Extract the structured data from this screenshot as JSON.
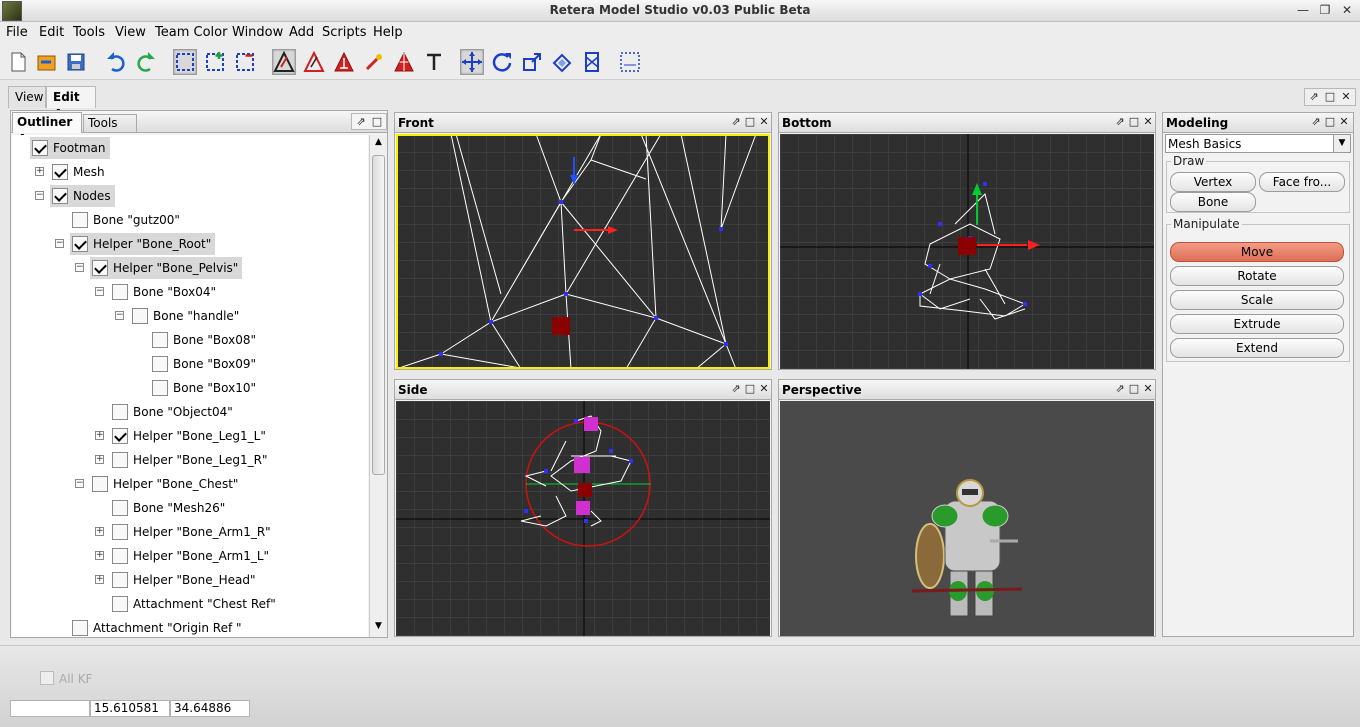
{
  "app": {
    "title": "Retera Model Studio v0.03 Public Beta"
  },
  "menu": [
    "File",
    "Edit",
    "Tools",
    "View",
    "Team Color",
    "Window",
    "Add",
    "Scripts",
    "Help"
  ],
  "toolbar_icons": [
    "new-file-icon",
    "open-folder-icon",
    "save-icon",
    "undo-icon",
    "redo-icon",
    "select-icon",
    "select-add-icon",
    "select-deselect-icon",
    "draw-triangle-icon",
    "draw-triangle-outline-icon",
    "draw-triangle-filled-icon",
    "paint-brush-icon",
    "triangle-grid-icon",
    "text-icon",
    "move-icon",
    "rotate-icon",
    "scale-icon",
    "extrude-icon",
    "extend-icon",
    "snap-icon"
  ],
  "tabs": {
    "view": "View",
    "edit": "Edit"
  },
  "outliner": {
    "tab_outliner": "Outliner",
    "tab_tools": "Tools",
    "nodes": [
      {
        "label": "Footman",
        "checked": true,
        "hl": true
      },
      {
        "label": "Mesh",
        "checked": true,
        "hl": false
      },
      {
        "label": "Nodes",
        "checked": true,
        "hl": true
      },
      {
        "label": "Bone \"gutz00\"",
        "checked": false,
        "hl": false
      },
      {
        "label": "Helper \"Bone_Root\"",
        "checked": true,
        "hl": true
      },
      {
        "label": "Helper \"Bone_Pelvis\"",
        "checked": true,
        "hl": true
      },
      {
        "label": "Bone \"Box04\"",
        "checked": false,
        "hl": false
      },
      {
        "label": "Bone \"handle\"",
        "checked": false,
        "hl": false
      },
      {
        "label": "Bone \"Box08\"",
        "checked": false,
        "hl": false
      },
      {
        "label": "Bone \"Box09\"",
        "checked": false,
        "hl": false
      },
      {
        "label": "Bone \"Box10\"",
        "checked": false,
        "hl": false
      },
      {
        "label": "Bone \"Object04\"",
        "checked": false,
        "hl": false
      },
      {
        "label": "Helper \"Bone_Leg1_L\"",
        "checked": true,
        "hl": false
      },
      {
        "label": "Helper \"Bone_Leg1_R\"",
        "checked": false,
        "hl": false
      },
      {
        "label": "Helper \"Bone_Chest\"",
        "checked": false,
        "hl": false
      },
      {
        "label": "Bone \"Mesh26\"",
        "checked": false,
        "hl": false
      },
      {
        "label": "Helper \"Bone_Arm1_R\"",
        "checked": false,
        "hl": false
      },
      {
        "label": "Helper \"Bone_Arm1_L\"",
        "checked": false,
        "hl": false
      },
      {
        "label": "Helper \"Bone_Head\"",
        "checked": false,
        "hl": false
      },
      {
        "label": "Attachment \"Chest Ref\"",
        "checked": false,
        "hl": false
      },
      {
        "label": "Attachment \"Origin Ref \"",
        "checked": false,
        "hl": false
      }
    ]
  },
  "viewports": {
    "front": "Front",
    "bottom": "Bottom",
    "side": "Side",
    "perspective": "Perspective"
  },
  "modeling": {
    "title": "Modeling",
    "mode_select": "Mesh Basics",
    "draw_label": "Draw",
    "draw_buttons": [
      "Vertex",
      "Face fro...",
      "Bone"
    ],
    "manipulate_label": "Manipulate",
    "manipulate_buttons": [
      "Move",
      "Rotate",
      "Scale",
      "Extrude",
      "Extend"
    ]
  },
  "bottom": {
    "all_kf": "All KF",
    "coord_x": "15.610581",
    "coord_y": "34.64886"
  }
}
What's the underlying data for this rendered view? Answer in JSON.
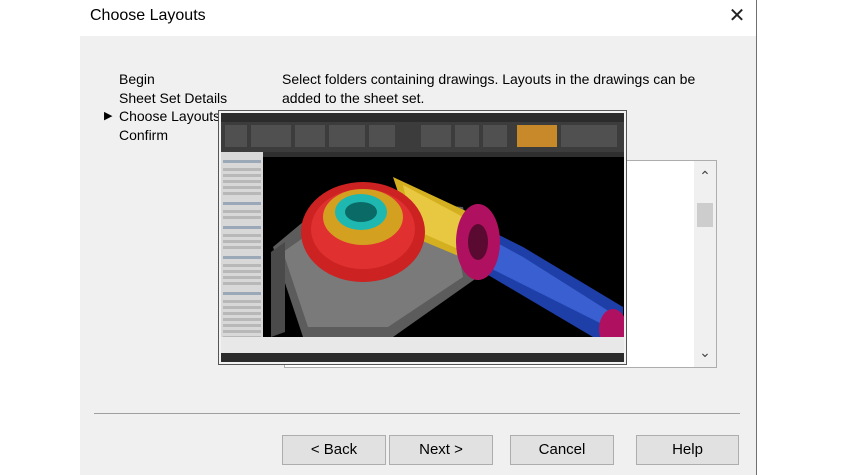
{
  "dialog": {
    "title": "Choose Layouts",
    "close_glyph": "✕"
  },
  "steps": [
    {
      "label": "Begin",
      "current": false
    },
    {
      "label": "Sheet Set Details",
      "current": false
    },
    {
      "label": "Choose Layouts",
      "current": true
    },
    {
      "label": "Confirm",
      "current": false
    }
  ],
  "current_step_marker": "▶",
  "instructions": "Select folders containing drawings. Layouts in the drawings can be added to the sheet set.",
  "listbox": {
    "scroll_up_glyph": "⌃",
    "scroll_down_glyph": "⌄"
  },
  "buttons": {
    "back": "< Back",
    "next": "Next >",
    "cancel": "Cancel",
    "help": "Help"
  },
  "overlay_image": {
    "description_icon": "cad-screenshot",
    "colors": {
      "gear_red": "#cc2222",
      "shaft_blue": "#1f3fa8",
      "collar_gold": "#d4b020",
      "flange_magenta": "#b01060",
      "bore_cyan": "#1fb8b0",
      "housing_gray": "#6e6e6e"
    }
  }
}
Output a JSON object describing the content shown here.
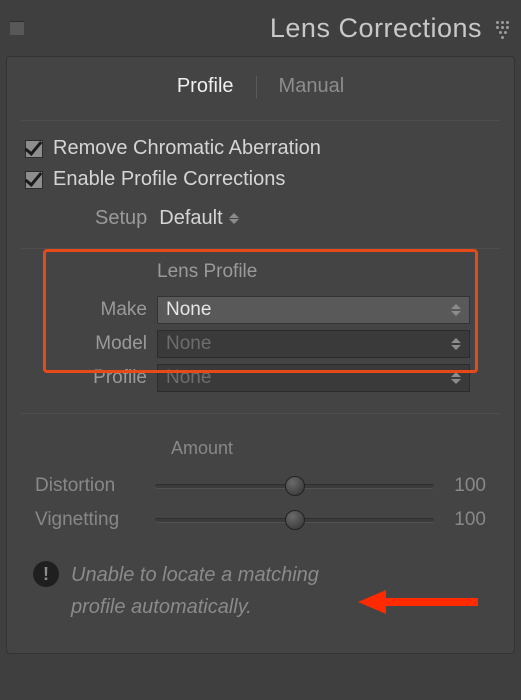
{
  "panel": {
    "title": "Lens Corrections"
  },
  "tabs": {
    "profile": "Profile",
    "manual": "Manual",
    "active": "profile"
  },
  "checks": {
    "chroma_label": "Remove Chromatic Aberration",
    "enable_label": "Enable Profile Corrections"
  },
  "setup": {
    "label": "Setup",
    "value": "Default"
  },
  "lens_profile": {
    "title": "Lens Profile",
    "make_label": "Make",
    "make_value": "None",
    "model_label": "Model",
    "model_value": "None",
    "profile_label": "Profile",
    "profile_value": "None"
  },
  "amount": {
    "title": "Amount",
    "distortion_label": "Distortion",
    "distortion_value": "100",
    "vignetting_label": "Vignetting",
    "vignetting_value": "100"
  },
  "warning": {
    "text": "Unable to locate a matching profile automatically."
  },
  "colors": {
    "highlight": "#e64a19"
  }
}
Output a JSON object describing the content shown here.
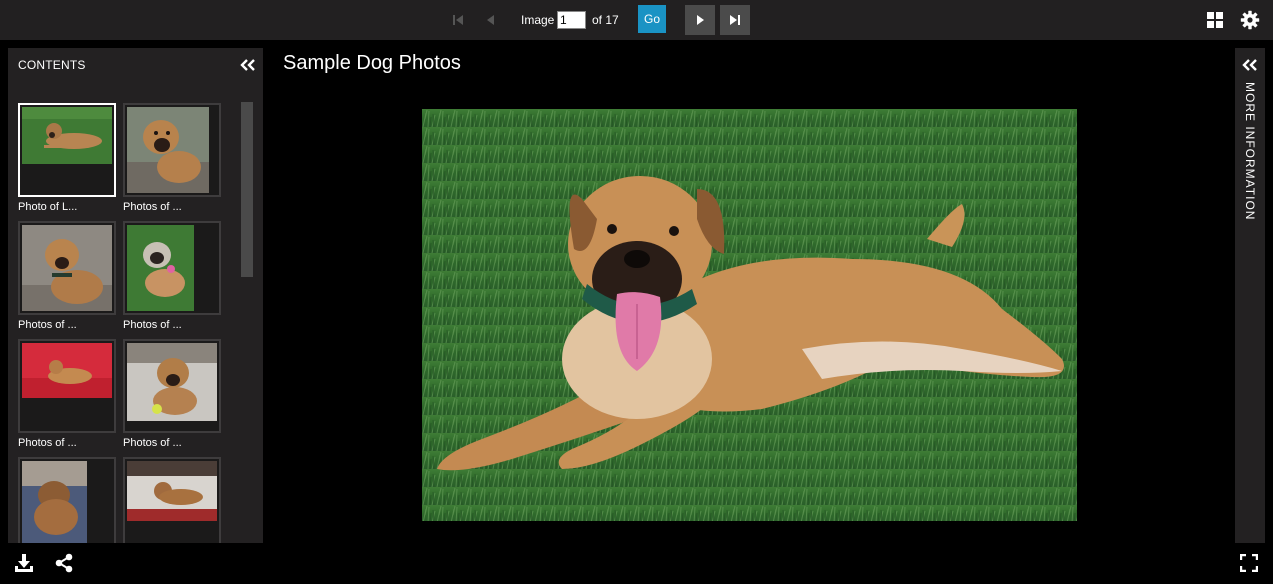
{
  "toolbar": {
    "image_label": "Image",
    "page_value": "1",
    "of_label": "of 17",
    "go_label": "Go",
    "icons": [
      "first-page-icon",
      "previous-icon",
      "next-icon",
      "last-page-icon",
      "grid-view-icon",
      "gear-icon"
    ]
  },
  "sidebar": {
    "title": "CONTENTS",
    "collapse_icon": "double-chevron-left-icon",
    "items": [
      {
        "caption": "Photo of L...",
        "selected": true
      },
      {
        "caption": "Photos of ...",
        "selected": false
      },
      {
        "caption": "Photos of ...",
        "selected": false
      },
      {
        "caption": "Photos of ...",
        "selected": false
      },
      {
        "caption": "Photos of ...",
        "selected": false
      },
      {
        "caption": "Photos of ...",
        "selected": false
      },
      {
        "caption": "",
        "selected": false
      },
      {
        "caption": "",
        "selected": false
      }
    ]
  },
  "main": {
    "title": "Sample Dog Photos"
  },
  "info_panel": {
    "label": "MORE INFORMATION",
    "collapse_icon": "double-chevron-left-icon"
  },
  "footer": {
    "icons": [
      "download-icon",
      "share-icon",
      "fullscreen-icon"
    ]
  },
  "colors": {
    "accent": "#1a93c4",
    "panel": "#232122",
    "toolbar": "#222021",
    "background": "#000000"
  }
}
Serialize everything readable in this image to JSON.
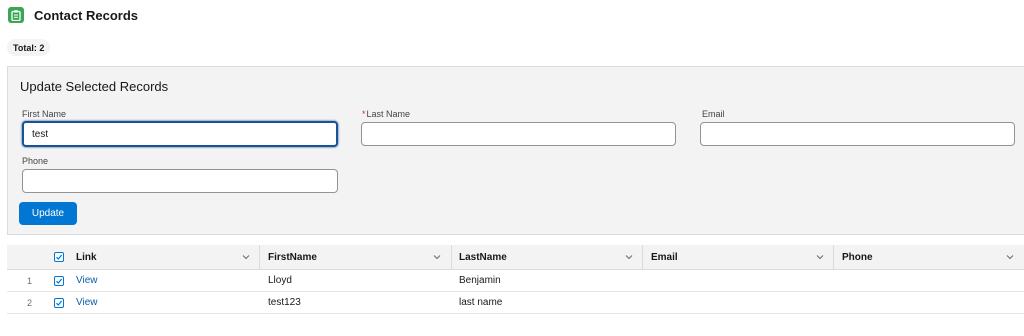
{
  "header": {
    "title": "Contact Records",
    "icon": "contact-list-icon"
  },
  "total_badge": "Total: 2",
  "form": {
    "title": "Update Selected Records",
    "first_name": {
      "label": "First Name",
      "value": "test"
    },
    "last_name": {
      "required_mark": "*",
      "label": "Last Name",
      "value": ""
    },
    "email": {
      "label": "Email",
      "value": ""
    },
    "phone": {
      "label": "Phone",
      "value": ""
    },
    "update_label": "Update"
  },
  "table": {
    "columns": [
      "Link",
      "FirstName",
      "LastName",
      "Email",
      "Phone"
    ],
    "rows": [
      {
        "num": "1",
        "selected": true,
        "link": "View",
        "first": "Lloyd",
        "last": "Benjamin",
        "email": "",
        "phone": ""
      },
      {
        "num": "2",
        "selected": true,
        "link": "View",
        "first": "test123",
        "last": "last name",
        "email": "",
        "phone": ""
      }
    ]
  },
  "colors": {
    "brand_blue": "#0176d3",
    "icon_green": "#3ba755",
    "link": "#0b5cab"
  }
}
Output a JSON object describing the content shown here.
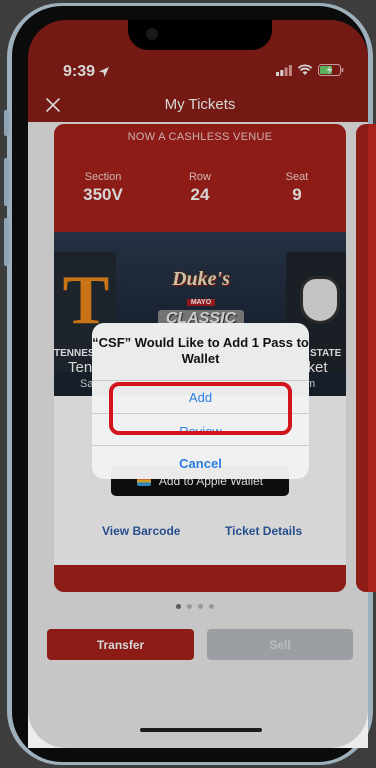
{
  "status_bar": {
    "time": "9:39"
  },
  "nav": {
    "title": "My Tickets"
  },
  "ticket": {
    "venue_note": "NOW A CASHLESS VENUE",
    "section_label": "Section",
    "section_value": "350V",
    "row_label": "Row",
    "row_value": "24",
    "seat_label": "Seat",
    "seat_value": "9",
    "banner": {
      "logo_top": "Duke's",
      "logo_mid": "MAYO",
      "logo_bottom": "CLASSIC",
      "left_team_letter": "T",
      "left_team_partial": "TENNES",
      "right_team_partial": "STATE",
      "left_partial_text": "Ten",
      "left_partial_sub": "Sa",
      "right_partial_text": "cket",
      "right_partial_sub": "m"
    },
    "wallet_button": "Add to Apple Wallet",
    "view_barcode": "View Barcode",
    "ticket_details": "Ticket Details"
  },
  "pager": {
    "count": 4,
    "active": 0
  },
  "actions": {
    "transfer": "Transfer",
    "sell": "Sell"
  },
  "alert": {
    "title": "“CSF” Would Like to Add 1 Pass to Wallet",
    "add": "Add",
    "review": "Review",
    "cancel": "Cancel"
  },
  "colors": {
    "brand_red": "#a8211b",
    "link_blue": "#2f5ea8",
    "alert_blue": "#2a7de1",
    "highlight_red": "#d2141c"
  }
}
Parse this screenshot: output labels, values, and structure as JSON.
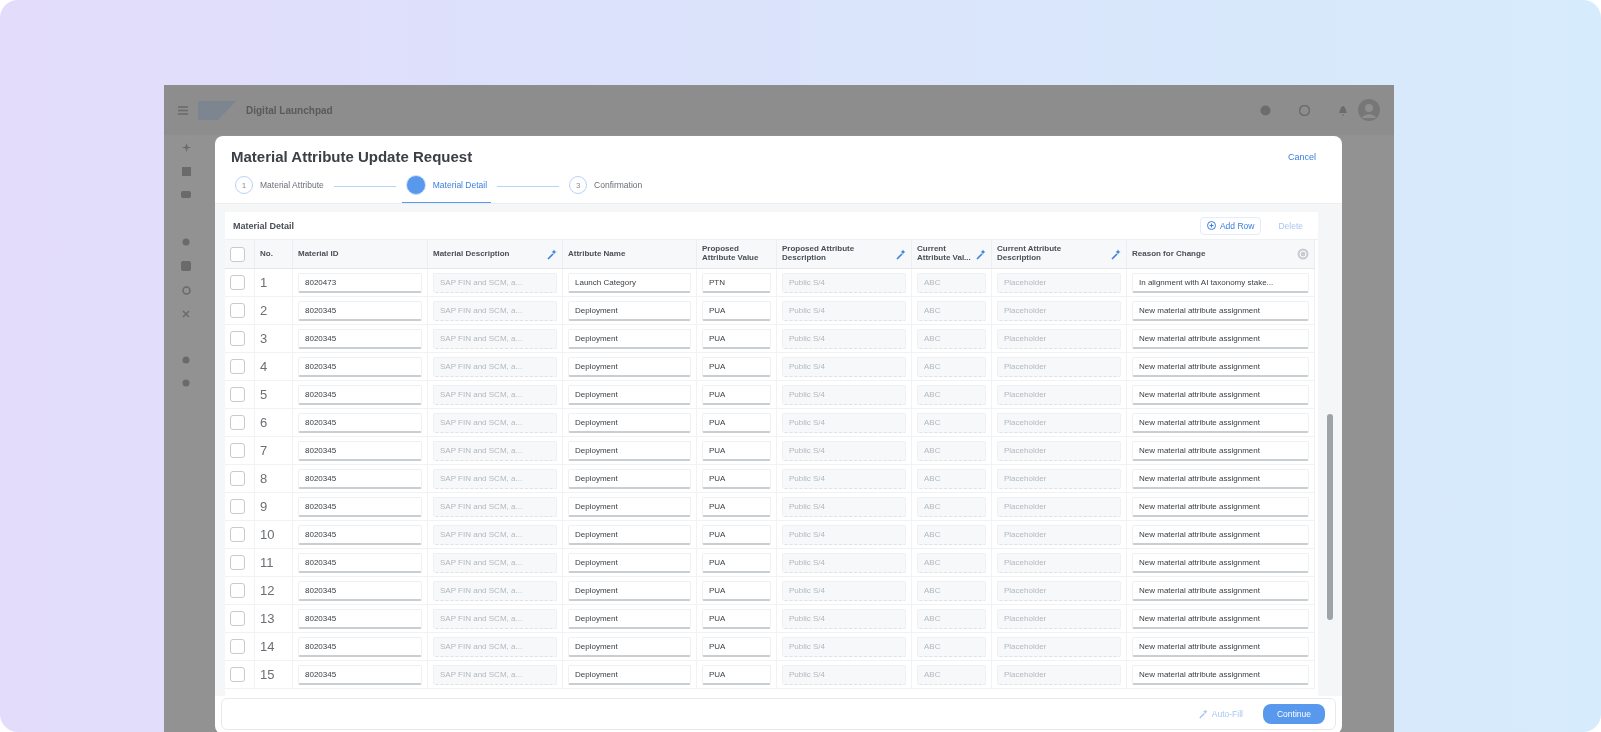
-=-=-=-=-
▶ [WHAT TO DO]
Using the data above, copy each line that contains "Helper".

▶ [EXERCISE OUTPUT]
        "label": "Helper \"Bone_Root\"",
        "label": "Helper \"Bone_Pelvis\"",
        "label": "Helper \"Bone_Leg1_L\"",
        "label": "Helper \"Bone_Leg1_R\"",
        "label": "Helper \"Bone_Chest\"",
        "label": "Helper \"Bone_Arm1_R\"",
        "label": "Helper \"Bone_Arm1_L\"",
        "label": "Helper \"Bone_Head\"",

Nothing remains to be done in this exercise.